▶ _Aufgaben und Übungen_:
a: Beantworte diese Fragen zum Forumsbeitrag über quergelegte Stämme im Raum Mosbach:
(i) Wie viele Stämme lagen nach dem ersten, übersprungenen Stamm nacheinander quer über dem Weg?
(ii) Was hätte man bei Forstarbeiten laut Geistereiche aufstellen sollen?
(iii) Wo hat Geisterfahrer gestern einen Trail freigeräumt?
b: Schreib aus dem Forumsbeitrag über quergelegte Stämme die Passage von „Mir ist bisher“ bis einschließlich „Weg verteilt liegenlassen.“ wortgetreu ab.

▶ _Text_:
# Quergelegte Stämme im Raum Mosbach



## Geistereiche (12. April 2007)

Ich hatte gestern mal wieder ein erhebendes Erlebnis der besonderen Art:
Komme da so mich nichts dich nichts auf breitem Waldweg vom Knopfhof zu den Johannesanstalten runtergerauscht - da muss ich feststellen:

Ein lieber Zeitgenosse hat zu meiner Belustigung erst einen (den konnte ich noch überspringen) dann nacheinander 5 Stämme quer über den Weg gelegt.

Ich habe mir dann auch sehr gefreut und mein Bike drüber gehoben - vielen Dank.

Wem ging das noch so und wo?

Ich hab ja Verständnis für Forstarbeiten, aber wenn, dann sollten sie Warnschilder aufstellen, dann ist man wenigstens drauf vorbereitet.


----------



## Micro767 (12. April 2007)

Die Frage ist ja auch ! Waren es Waldarbeiten oder wiedermal ein Wandersmann mit MTB Abneigung !


----------



## MTB-News.de




----------



## Geistereiche (12. April 2007)

Neenee, sah schon nach Waldarbeiten aus, so ausserhalb der Flugschneise!
Mir ist bisher kein Fall im Raum MOS bekannt wo Wanderer so was getrieben haben!


----------



## Geisterfahrer (12. April 2007)

Da war ich vor kurzem auch noch unterwegs, zu der Zeit lag da noch nichts. Dann liegen die Stämme noch nicht all zu lange. Kommt man denen so bei, oder braucht man da Werkzeug zum Beseitigen? Stämme klingt eher nach was Dickerem.

Ich habe gestern einen Trail unterhalb der Bundeswehr freigeräumt. Da lag ziemlich viel Gerümpel rum, anscheinend jedoch schon längere Zeit. Da hatte offenbar jemand Holz gemacht und alles was er nicht brauchen konnte, kreuz und quer auf dem Weg verteilt liegenlassen.

▶ _Vorliegende Daten_:

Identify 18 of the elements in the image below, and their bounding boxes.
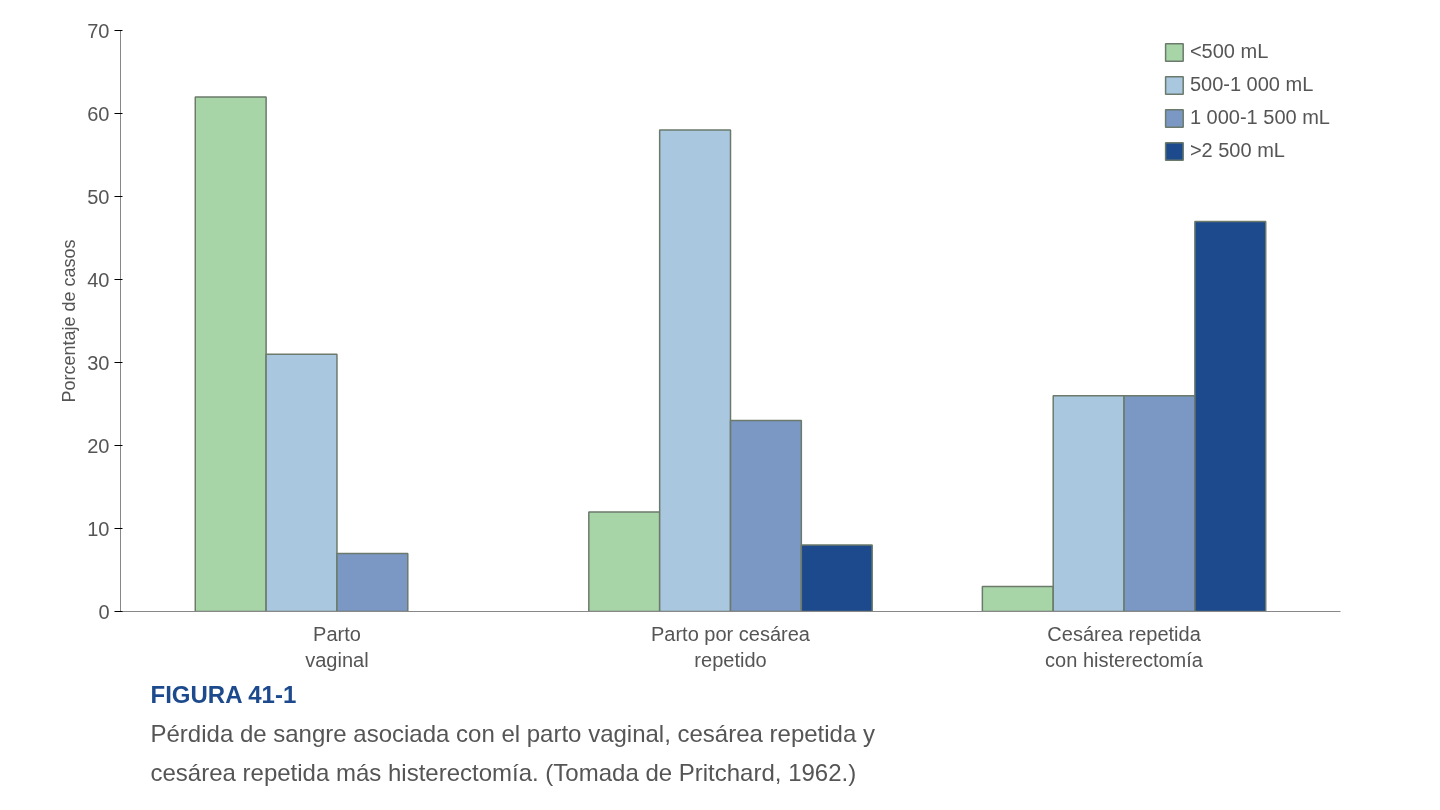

▶ _Antworten_:
a:
(i) 5 Stämme
(ii) Warnschilder
(iii) Unterhalb der Bundeswehr

b:
Mir ist bisher kein Fall im Raum MOS bekannt wo Wanderer so was getrieben haben!


----------



## Geisterfahrer (12. April 2007)

Da war ich vor kurzem auch noch unterwegs, zu der Zeit lag da noch nichts. Dann liegen die Stämme noch nicht all zu lange. Kommt man denen so bei, oder braucht man da Werkzeug zum Beseitigen? Stämme klingt eher nach was Dickerem.

Ich habe gestern einen Trail unterhalb der Bundeswehr freigeräumt. Da lag ziemlich viel Gerümpel rum, anscheinend jedoch schon längere Zeit. Da hatte offenbar jemand Holz gemacht und alles was er nicht brauchen konnte, kreuz und quer auf dem Weg verteilt liegenlassen.